▶ _Aim_
Write out every line of the material exactly as it appears.
============================================================
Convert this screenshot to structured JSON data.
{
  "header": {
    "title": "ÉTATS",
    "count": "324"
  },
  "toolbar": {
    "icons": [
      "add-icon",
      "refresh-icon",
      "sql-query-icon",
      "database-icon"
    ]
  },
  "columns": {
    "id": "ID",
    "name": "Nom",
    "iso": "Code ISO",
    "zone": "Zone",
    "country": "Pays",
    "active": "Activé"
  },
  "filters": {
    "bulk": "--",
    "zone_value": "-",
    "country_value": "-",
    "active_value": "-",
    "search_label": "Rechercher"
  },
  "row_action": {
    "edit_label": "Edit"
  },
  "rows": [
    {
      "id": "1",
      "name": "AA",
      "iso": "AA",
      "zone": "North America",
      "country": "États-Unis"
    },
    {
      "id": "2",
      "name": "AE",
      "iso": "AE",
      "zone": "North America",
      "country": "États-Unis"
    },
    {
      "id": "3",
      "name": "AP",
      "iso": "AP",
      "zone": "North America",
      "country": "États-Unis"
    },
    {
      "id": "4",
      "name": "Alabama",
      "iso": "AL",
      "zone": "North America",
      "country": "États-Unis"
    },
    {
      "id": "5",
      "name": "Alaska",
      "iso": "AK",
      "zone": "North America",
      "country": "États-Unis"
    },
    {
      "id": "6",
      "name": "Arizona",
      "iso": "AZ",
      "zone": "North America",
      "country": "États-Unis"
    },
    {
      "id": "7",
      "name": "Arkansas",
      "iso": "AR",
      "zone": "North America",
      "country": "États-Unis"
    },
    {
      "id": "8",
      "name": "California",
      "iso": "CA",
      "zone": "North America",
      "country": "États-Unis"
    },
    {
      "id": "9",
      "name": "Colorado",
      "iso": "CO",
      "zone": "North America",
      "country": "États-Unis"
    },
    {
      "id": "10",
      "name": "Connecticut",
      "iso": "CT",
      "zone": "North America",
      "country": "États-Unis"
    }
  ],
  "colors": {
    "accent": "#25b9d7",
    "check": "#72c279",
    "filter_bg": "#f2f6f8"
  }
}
============================================================
▶ _Completed task_
Convert this screenshot to structured JSON data.
{
  "header": {
    "title": "ÉTATS",
    "count": "324"
  },
  "toolbar": {
    "icons": [
      "add-icon",
      "refresh-icon",
      "sql-query-icon",
      "database-icon"
    ]
  },
  "columns": {
    "id": "ID",
    "name": "Nom",
    "iso": "Code ISO",
    "zone": "Zone",
    "country": "Pays",
    "active": "Activé"
  },
  "filters": {
    "bulk": "--",
    "zone_value": "-",
    "country_value": "-",
    "active_value": "-",
    "search_label": "Rechercher"
  },
  "row_action": {
    "edit_label": "Edit"
  },
  "rows": [
    {
      "id": "1",
      "name": "AA",
      "iso": "AA",
      "zone": "North America",
      "country": "États-Unis"
    },
    {
      "id": "2",
      "name": "AE",
      "iso": "AE",
      "zone": "North America",
      "country": "États-Unis"
    },
    {
      "id": "3",
      "name": "AP",
      "iso": "AP",
      "zone": "North America",
      "country": "États-Unis"
    },
    {
      "id": "4",
      "name": "Alabama",
      "iso": "AL",
      "zone": "North America",
      "country": "États-Unis"
    },
    {
      "id": "5",
      "name": "Alaska",
      "iso": "AK",
      "zone": "North America",
      "country": "États-Unis"
    },
    {
      "id": "6",
      "name": "Arizona",
      "iso": "AZ",
      "zone": "North America",
      "country": "États-Unis"
    },
    {
      "id": "7",
      "name": "Arkansas",
      "iso": "AR",
      "zone": "North America",
      "country": "États-Unis"
    },
    {
      "id": "8",
      "name": "California",
      "iso": "CA",
      "zone": "North America",
      "country": "États-Unis"
    },
    {
      "id": "9",
      "name": "Colorado",
      "iso": "CO",
      "zone": "North America",
      "country": "États-Unis"
    },
    {
      "id": "10",
      "name": "Connecticut",
      "iso": "CT",
      "zone": "North America",
      "country": "États-Unis"
    }
  ],
  "colors": {
    "accent": "#25b9d7",
    "check": "#72c279",
    "filter_bg": "#f2f6f8"
  }
}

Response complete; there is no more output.